GOAL:
Restate the full set of records exactly, without adding or dropping a word.

------------------------

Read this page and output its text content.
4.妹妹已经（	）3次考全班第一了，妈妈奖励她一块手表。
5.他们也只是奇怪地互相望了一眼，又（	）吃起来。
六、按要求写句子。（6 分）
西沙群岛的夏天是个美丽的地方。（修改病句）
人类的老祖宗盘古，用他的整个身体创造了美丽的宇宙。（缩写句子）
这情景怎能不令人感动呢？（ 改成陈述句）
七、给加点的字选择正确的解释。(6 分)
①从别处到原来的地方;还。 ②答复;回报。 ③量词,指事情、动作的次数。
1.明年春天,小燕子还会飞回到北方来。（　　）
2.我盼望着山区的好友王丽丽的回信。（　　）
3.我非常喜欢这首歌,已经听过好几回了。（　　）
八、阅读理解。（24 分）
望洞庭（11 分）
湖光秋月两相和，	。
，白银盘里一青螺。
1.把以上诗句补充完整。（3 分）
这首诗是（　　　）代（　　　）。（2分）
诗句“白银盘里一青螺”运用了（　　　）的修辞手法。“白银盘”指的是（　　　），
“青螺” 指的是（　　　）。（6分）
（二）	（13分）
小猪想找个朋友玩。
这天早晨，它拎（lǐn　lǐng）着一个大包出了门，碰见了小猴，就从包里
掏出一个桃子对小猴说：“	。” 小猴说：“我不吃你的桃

------------------------

ANSWER TO THE EXERCISE:
Read this page and output its text content.
4.妹妹已经（	）3次考全班第一了，妈妈奖励她一块手表。
5.他们也只是奇怪地互相望了一眼，又（	）吃起来。
六、按要求写句子。（6 分）
西沙群岛的夏天是个美丽的地方。（修改病句）
人类的老祖宗盘古，用他的整个身体创造了美丽的宇宙。（缩写句子）
这情景怎能不令人感动呢？（ 改成陈述句）
七、给加点的字选择正确的解释。(6 分)
①从别处到原来的地方;还。 ②答复;回报。 ③量词,指事情、动作的次数。
1.明年春天,小燕子还会飞回到北方来。（　　）
2.我盼望着山区的好友王丽丽的回信。（　　）
3.我非常喜欢这首歌,已经听过好几回了。（　　）
八、阅读理解。（24 分）
望洞庭（11 分）
湖光秋月两相和，	。
，白银盘里一青螺。
1.把以上诗句补充完整。（3 分）
这首诗是（　　　）代（　　　）。（2分）
诗句“白银盘里一青螺”运用了（　　　）的修辞手法。“白银盘”指的是（　　　），
“青螺” 指的是（　　　）。（6分）
（二）	（13分）
小猪想找个朋友玩。
这天早晨，它拎（lǐn　lǐng）着一个大包出了门，碰见了小猴，就从包里
掏出一个桃子对小猴说：“	。” 小猴说：“我不吃你的桃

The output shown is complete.